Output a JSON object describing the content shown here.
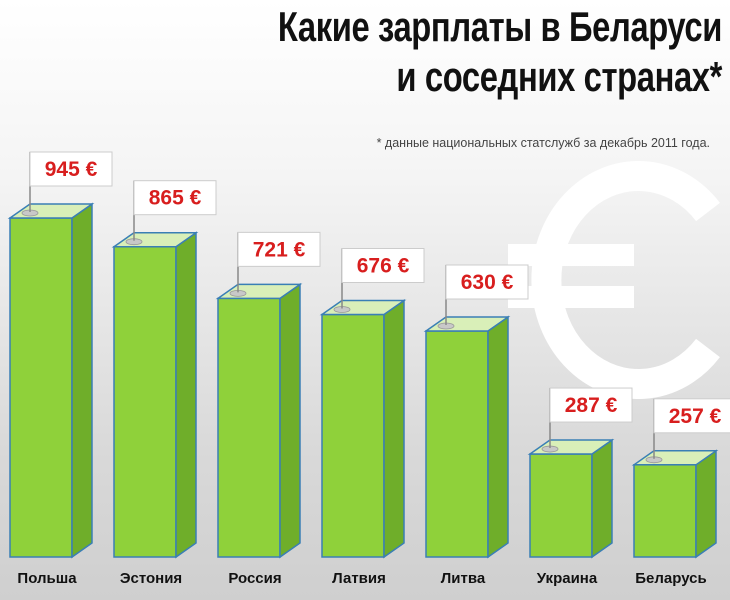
{
  "chart_data": {
    "type": "bar",
    "title_lines": [
      "Какие зарплаты в Беларуси",
      "и соседних странах*"
    ],
    "footnote": "* данные национальных статслужб за декабрь 2011 года.",
    "categories": [
      "Польша",
      "Эстония",
      "Россия",
      "Латвия",
      "Литва",
      "Украина",
      "Беларусь"
    ],
    "values": [
      945,
      865,
      721,
      676,
      630,
      287,
      257
    ],
    "value_labels": [
      "945 €",
      "865 €",
      "721 €",
      "676 €",
      "630 €",
      "287 €",
      "257 €"
    ],
    "unit": "€",
    "ylim": [
      0,
      945
    ],
    "grid": false,
    "legend": "none",
    "colors": {
      "bar_front": "#8fd13a",
      "bar_side": "#6fae2a",
      "bar_top": "#d9efb8",
      "bar_outline": "#3a7fb5",
      "label_text": "#d81e1e",
      "euro_symbol": "#ffffff"
    }
  }
}
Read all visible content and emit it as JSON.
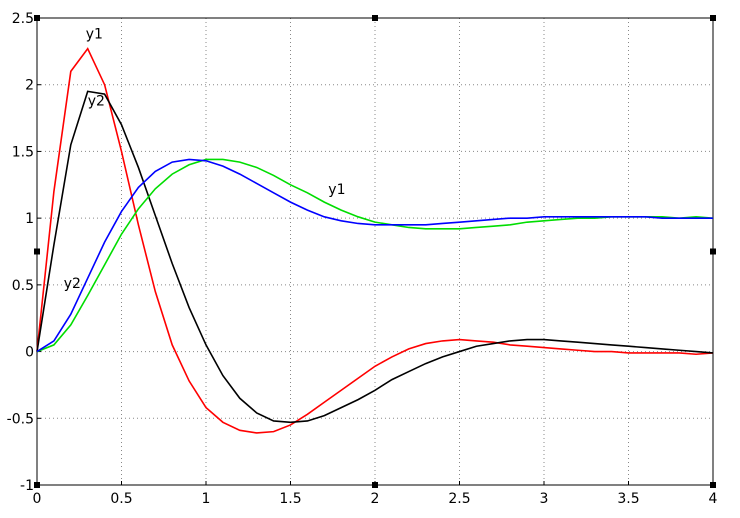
{
  "chart_data": {
    "type": "line",
    "x": [
      0,
      0.1,
      0.2,
      0.3,
      0.4,
      0.5,
      0.6,
      0.7,
      0.8,
      0.9,
      1.0,
      1.1,
      1.2,
      1.3,
      1.4,
      1.5,
      1.6,
      1.7,
      1.8,
      1.9,
      2.0,
      2.1,
      2.2,
      2.3,
      2.4,
      2.5,
      2.6,
      2.7,
      2.8,
      2.9,
      3.0,
      3.1,
      3.2,
      3.3,
      3.4,
      3.5,
      3.6,
      3.7,
      3.8,
      3.9,
      4.0
    ],
    "series": [
      {
        "name": "у1",
        "color": "#ff0000",
        "values": [
          0,
          1.2,
          2.1,
          2.27,
          2.0,
          1.5,
          0.95,
          0.45,
          0.05,
          -0.22,
          -0.42,
          -0.53,
          -0.59,
          -0.61,
          -0.6,
          -0.55,
          -0.47,
          -0.38,
          -0.29,
          -0.2,
          -0.11,
          -0.04,
          0.02,
          0.06,
          0.08,
          0.09,
          0.08,
          0.07,
          0.05,
          0.04,
          0.03,
          0.02,
          0.01,
          0.0,
          0.0,
          -0.01,
          -0.01,
          -0.01,
          -0.01,
          -0.02,
          -0.01
        ]
      },
      {
        "name": "у2",
        "color": "#000000",
        "values": [
          0,
          0.8,
          1.55,
          1.95,
          1.93,
          1.7,
          1.38,
          1.02,
          0.66,
          0.33,
          0.05,
          -0.18,
          -0.35,
          -0.46,
          -0.52,
          -0.53,
          -0.52,
          -0.48,
          -0.42,
          -0.36,
          -0.29,
          -0.21,
          -0.15,
          -0.09,
          -0.04,
          0.0,
          0.04,
          0.06,
          0.08,
          0.09,
          0.09,
          0.08,
          0.07,
          0.06,
          0.05,
          0.04,
          0.03,
          0.02,
          0.01,
          0.0,
          -0.01
        ]
      },
      {
        "name": "у1",
        "color": "#00dd00",
        "values": [
          0,
          0.05,
          0.2,
          0.42,
          0.65,
          0.88,
          1.07,
          1.22,
          1.33,
          1.4,
          1.44,
          1.44,
          1.42,
          1.38,
          1.32,
          1.25,
          1.19,
          1.12,
          1.06,
          1.01,
          0.97,
          0.95,
          0.93,
          0.92,
          0.92,
          0.92,
          0.93,
          0.94,
          0.95,
          0.97,
          0.98,
          0.99,
          1.0,
          1.0,
          1.01,
          1.01,
          1.01,
          1.01,
          1.0,
          1.01,
          1.0
        ]
      },
      {
        "name": "у2",
        "color": "#0000ff",
        "values": [
          0,
          0.08,
          0.28,
          0.55,
          0.82,
          1.05,
          1.23,
          1.35,
          1.42,
          1.44,
          1.43,
          1.39,
          1.33,
          1.26,
          1.19,
          1.12,
          1.06,
          1.01,
          0.98,
          0.96,
          0.95,
          0.95,
          0.95,
          0.95,
          0.96,
          0.97,
          0.98,
          0.99,
          1.0,
          1.0,
          1.01,
          1.01,
          1.01,
          1.01,
          1.01,
          1.01,
          1.01,
          1.0,
          1.0,
          1.0,
          1.0
        ]
      }
    ],
    "xlim": [
      0,
      4
    ],
    "xticks": [
      0,
      0.5,
      1,
      1.5,
      2,
      2.5,
      3,
      3.5,
      4
    ],
    "ylim": [
      -1,
      2.5
    ],
    "yticks": [
      -1,
      -0.5,
      0,
      0.5,
      1,
      1.5,
      2,
      2.5
    ],
    "grid": true
  }
}
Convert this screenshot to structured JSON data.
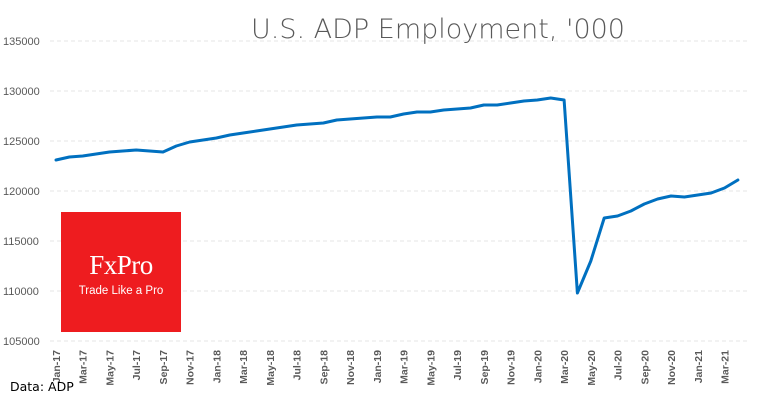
{
  "chart_data": {
    "type": "line",
    "title": "U.S. ADP Employment, '000",
    "xlabel": "",
    "ylabel": "",
    "ylim": [
      105000,
      135000
    ],
    "yticks": [
      105000,
      110000,
      115000,
      120000,
      125000,
      130000,
      135000
    ],
    "grid": true,
    "legend": "none",
    "x_tick_labels": [
      "Jan-17",
      "Mar-17",
      "May-17",
      "Jul-17",
      "Sep-17",
      "Nov-17",
      "Jan-18",
      "Mar-18",
      "May-18",
      "Jul-18",
      "Sep-18",
      "Nov-18",
      "Jan-19",
      "Mar-19",
      "May-19",
      "Jul-19",
      "Sep-19",
      "Nov-19",
      "Jan-20",
      "Mar-20",
      "May-20",
      "Jul-20",
      "Sep-20",
      "Nov-20",
      "Jan-21",
      "Mar-21"
    ],
    "series": [
      {
        "name": "ADP Employment",
        "color": "#0070c0",
        "x": [
          "Jan-17",
          "Feb-17",
          "Mar-17",
          "Apr-17",
          "May-17",
          "Jun-17",
          "Jul-17",
          "Aug-17",
          "Sep-17",
          "Oct-17",
          "Nov-17",
          "Dec-17",
          "Jan-18",
          "Feb-18",
          "Mar-18",
          "Apr-18",
          "May-18",
          "Jun-18",
          "Jul-18",
          "Aug-18",
          "Sep-18",
          "Oct-18",
          "Nov-18",
          "Dec-18",
          "Jan-19",
          "Feb-19",
          "Mar-19",
          "Apr-19",
          "May-19",
          "Jun-19",
          "Jul-19",
          "Aug-19",
          "Sep-19",
          "Oct-19",
          "Nov-19",
          "Dec-19",
          "Jan-20",
          "Feb-20",
          "Mar-20",
          "Apr-20",
          "May-20",
          "Jun-20",
          "Jul-20",
          "Aug-20",
          "Sep-20",
          "Oct-20",
          "Nov-20",
          "Dec-20",
          "Jan-21",
          "Feb-21",
          "Mar-21",
          "Apr-21"
        ],
        "values": [
          123100,
          123400,
          123500,
          123700,
          123900,
          124000,
          124100,
          124000,
          123900,
          124500,
          124900,
          125100,
          125300,
          125600,
          125800,
          126000,
          126200,
          126400,
          126600,
          126700,
          126800,
          127100,
          127200,
          127300,
          127400,
          127400,
          127700,
          127900,
          127900,
          128100,
          128200,
          128300,
          128600,
          128600,
          128800,
          129000,
          129100,
          129300,
          129100,
          109800,
          113000,
          117300,
          117500,
          118000,
          118700,
          119200,
          119500,
          119400,
          119600,
          119800,
          120300,
          121100
        ]
      }
    ]
  },
  "footer": {
    "source": "Data: ADP"
  },
  "logo": {
    "brand": "FxPro",
    "tagline": "Trade Like a Pro",
    "color": "#ee1c1f"
  }
}
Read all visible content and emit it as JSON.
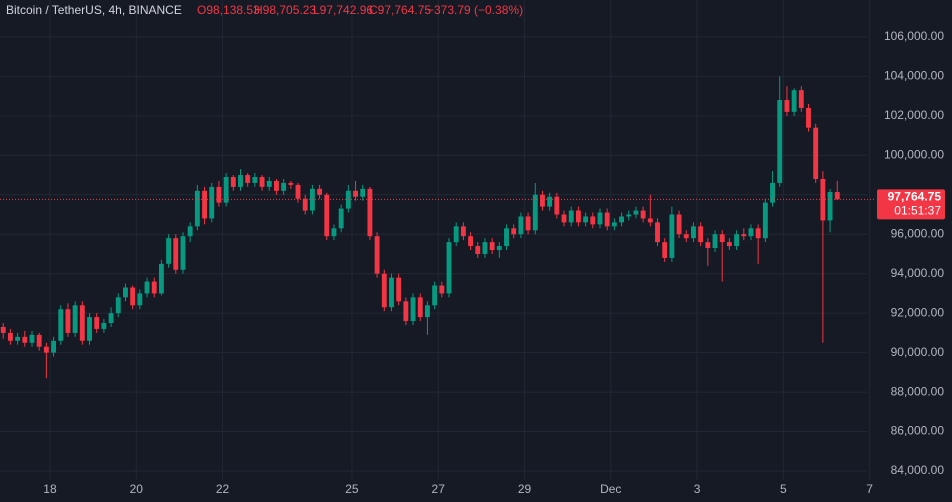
{
  "chart_data": {
    "type": "candlestick",
    "header": {
      "symbol": "Bitcoin / TetherUS, 4h, BINANCE",
      "open": "O98,138.53",
      "high": "H98,705.23",
      "low": "L97,742.96",
      "close": "C97,764.75",
      "change": "−373.79 (−0.38%)"
    },
    "last_price_label": "97,764.75",
    "countdown": "01:51:37",
    "up_color": "#089981",
    "down_color": "#f23645",
    "grid": true,
    "ylim": [
      82430,
      107870
    ],
    "yticks": [
      {
        "value": 84000,
        "label": "84,000.00"
      },
      {
        "value": 86000,
        "label": "86,000.00"
      },
      {
        "value": 88000,
        "label": "88,000.00"
      },
      {
        "value": 90000,
        "label": "90,000.00"
      },
      {
        "value": 92000,
        "label": "92,000.00"
      },
      {
        "value": 94000,
        "label": "94,000.00"
      },
      {
        "value": 96000,
        "label": "96,000.00"
      },
      {
        "value": 98000,
        "label": "98,000.00"
      },
      {
        "value": 100000,
        "label": "100,000.00"
      },
      {
        "value": 102000,
        "label": "102,000.00"
      },
      {
        "value": 104000,
        "label": "104,000.00"
      },
      {
        "value": 106000,
        "label": "106,000.00"
      }
    ],
    "xlim": [
      -0.45,
      121.25
    ],
    "xticks": [
      {
        "value": 6.5,
        "label": "18"
      },
      {
        "value": 18.5,
        "label": "20"
      },
      {
        "value": 30.5,
        "label": "22"
      },
      {
        "value": 48.5,
        "label": "25"
      },
      {
        "value": 60.5,
        "label": "27"
      },
      {
        "value": 72.5,
        "label": "29"
      },
      {
        "value": 84.5,
        "label": "Dec"
      },
      {
        "value": 96.5,
        "label": "3"
      },
      {
        "value": 108.5,
        "label": "5"
      },
      {
        "value": 120.5,
        "label": "7"
      }
    ],
    "candles": [
      [
        91300,
        91500,
        90700,
        91000
      ],
      [
        91000,
        91200,
        90400,
        90600
      ],
      [
        90600,
        91000,
        90400,
        90800
      ],
      [
        90800,
        91100,
        90300,
        90500
      ],
      [
        90500,
        91100,
        90300,
        90900
      ],
      [
        90900,
        91000,
        90100,
        90300
      ],
      [
        90300,
        90500,
        88700,
        90000
      ],
      [
        90000,
        90800,
        89800,
        90600
      ],
      [
        90600,
        92400,
        90400,
        92200
      ],
      [
        92200,
        92500,
        90800,
        91000
      ],
      [
        91000,
        92600,
        90800,
        92400
      ],
      [
        92400,
        92600,
        90400,
        90600
      ],
      [
        90600,
        92000,
        90400,
        91800
      ],
      [
        91800,
        92000,
        91000,
        91200
      ],
      [
        91200,
        91700,
        91000,
        91500
      ],
      [
        91500,
        92300,
        91300,
        92000
      ],
      [
        92000,
        93000,
        91800,
        92800
      ],
      [
        92800,
        93500,
        92600,
        93300
      ],
      [
        93300,
        93400,
        92200,
        92400
      ],
      [
        92400,
        93200,
        92200,
        93000
      ],
      [
        93000,
        93800,
        92800,
        93600
      ],
      [
        93600,
        93800,
        92800,
        93000
      ],
      [
        93000,
        94700,
        92900,
        94500
      ],
      [
        94500,
        96000,
        94300,
        95800
      ],
      [
        95800,
        96000,
        94000,
        94200
      ],
      [
        94200,
        96100,
        94000,
        95900
      ],
      [
        95900,
        96600,
        95600,
        96400
      ],
      [
        96400,
        98500,
        96200,
        98200
      ],
      [
        98200,
        98400,
        96500,
        96800
      ],
      [
        96800,
        98600,
        96600,
        98400
      ],
      [
        98400,
        98700,
        97400,
        97600
      ],
      [
        97600,
        99100,
        97400,
        98900
      ],
      [
        98900,
        99000,
        98200,
        98400
      ],
      [
        98400,
        99300,
        98200,
        99000
      ],
      [
        99000,
        99100,
        98400,
        98600
      ],
      [
        98600,
        99100,
        98400,
        98900
      ],
      [
        98900,
        99000,
        98200,
        98400
      ],
      [
        98400,
        98900,
        98200,
        98700
      ],
      [
        98700,
        98800,
        98000,
        98200
      ],
      [
        98200,
        98800,
        98000,
        98600
      ],
      [
        98600,
        98700,
        98300,
        98500
      ],
      [
        98500,
        98600,
        97600,
        97800
      ],
      [
        97800,
        98000,
        97000,
        97200
      ],
      [
        97200,
        98500,
        97000,
        98300
      ],
      [
        98300,
        98500,
        97800,
        98000
      ],
      [
        98000,
        98100,
        95700,
        95900
      ],
      [
        95900,
        96500,
        95700,
        96300
      ],
      [
        96300,
        97500,
        96100,
        97300
      ],
      [
        97300,
        98500,
        97100,
        98200
      ],
      [
        98200,
        98700,
        97700,
        97900
      ],
      [
        97900,
        98500,
        97700,
        98300
      ],
      [
        98300,
        98400,
        95700,
        95900
      ],
      [
        95900,
        96100,
        93800,
        94000
      ],
      [
        94000,
        94200,
        92100,
        92300
      ],
      [
        92300,
        94000,
        92100,
        93800
      ],
      [
        93800,
        94000,
        92400,
        92600
      ],
      [
        92600,
        92800,
        91400,
        91600
      ],
      [
        91600,
        93000,
        91400,
        92800
      ],
      [
        92800,
        93000,
        91600,
        91800
      ],
      [
        91800,
        92600,
        90900,
        92400
      ],
      [
        92400,
        93600,
        92200,
        93400
      ],
      [
        93400,
        93600,
        92800,
        93000
      ],
      [
        93000,
        95800,
        92800,
        95600
      ],
      [
        95600,
        96600,
        95400,
        96400
      ],
      [
        96400,
        96600,
        95700,
        95900
      ],
      [
        95900,
        96100,
        95200,
        95400
      ],
      [
        95400,
        95600,
        94800,
        95000
      ],
      [
        95000,
        95800,
        94800,
        95600
      ],
      [
        95600,
        95800,
        95000,
        95200
      ],
      [
        95200,
        95600,
        94800,
        95400
      ],
      [
        95400,
        96500,
        95200,
        96300
      ],
      [
        96300,
        96500,
        95800,
        96000
      ],
      [
        96000,
        97100,
        95800,
        96900
      ],
      [
        96900,
        97100,
        96000,
        96200
      ],
      [
        96200,
        98600,
        96000,
        98000
      ],
      [
        98000,
        98200,
        97200,
        97400
      ],
      [
        97400,
        98100,
        97200,
        97900
      ],
      [
        97900,
        98100,
        96800,
        97000
      ],
      [
        97000,
        97200,
        96400,
        96600
      ],
      [
        96600,
        97400,
        96400,
        97200
      ],
      [
        97200,
        97400,
        96400,
        96600
      ],
      [
        96600,
        97100,
        96400,
        96900
      ],
      [
        96900,
        97100,
        96300,
        96500
      ],
      [
        96500,
        97300,
        96300,
        97100
      ],
      [
        97100,
        97300,
        96200,
        96400
      ],
      [
        96400,
        96800,
        96200,
        96600
      ],
      [
        96600,
        97100,
        96400,
        96900
      ],
      [
        96900,
        97200,
        96700,
        97000
      ],
      [
        97000,
        97400,
        96800,
        97200
      ],
      [
        97200,
        97400,
        96600,
        96800
      ],
      [
        96800,
        98000,
        96400,
        96600
      ],
      [
        96600,
        96800,
        95400,
        95600
      ],
      [
        95600,
        95800,
        94600,
        94800
      ],
      [
        94800,
        97400,
        94600,
        97000
      ],
      [
        97000,
        97200,
        95800,
        96000
      ],
      [
        96000,
        96200,
        95600,
        95800
      ],
      [
        95800,
        96600,
        95600,
        96400
      ],
      [
        96400,
        96600,
        95400,
        95600
      ],
      [
        95600,
        95800,
        94400,
        95300
      ],
      [
        95300,
        96200,
        95100,
        96000
      ],
      [
        96000,
        96200,
        93600,
        95600
      ],
      [
        95600,
        95800,
        95200,
        95400
      ],
      [
        95400,
        96200,
        95200,
        96000
      ],
      [
        96000,
        96300,
        95700,
        95900
      ],
      [
        95900,
        96500,
        95700,
        96300
      ],
      [
        96300,
        96500,
        94500,
        95800
      ],
      [
        95800,
        97800,
        95600,
        97600
      ],
      [
        97600,
        99200,
        97400,
        98600
      ],
      [
        98600,
        104000,
        98400,
        102800
      ],
      [
        102800,
        103500,
        102000,
        102200
      ],
      [
        102200,
        103400,
        102000,
        103300
      ],
      [
        103300,
        103500,
        102200,
        102400
      ],
      [
        102400,
        102600,
        101200,
        101400
      ],
      [
        101400,
        101600,
        98600,
        98800
      ],
      [
        98800,
        99200,
        90500,
        96700
      ],
      [
        96700,
        98300,
        96100,
        98138.53
      ],
      [
        98138.53,
        98705.23,
        97742.96,
        97764.75
      ]
    ]
  }
}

::::::::

**EXERCISE INSTRUCTIONS**
Every line that holds the string "Employment" should be returned.

**OUTPUT**
    "title": "U.S. ADP Employment, '000",
        "name": "ADP Employment",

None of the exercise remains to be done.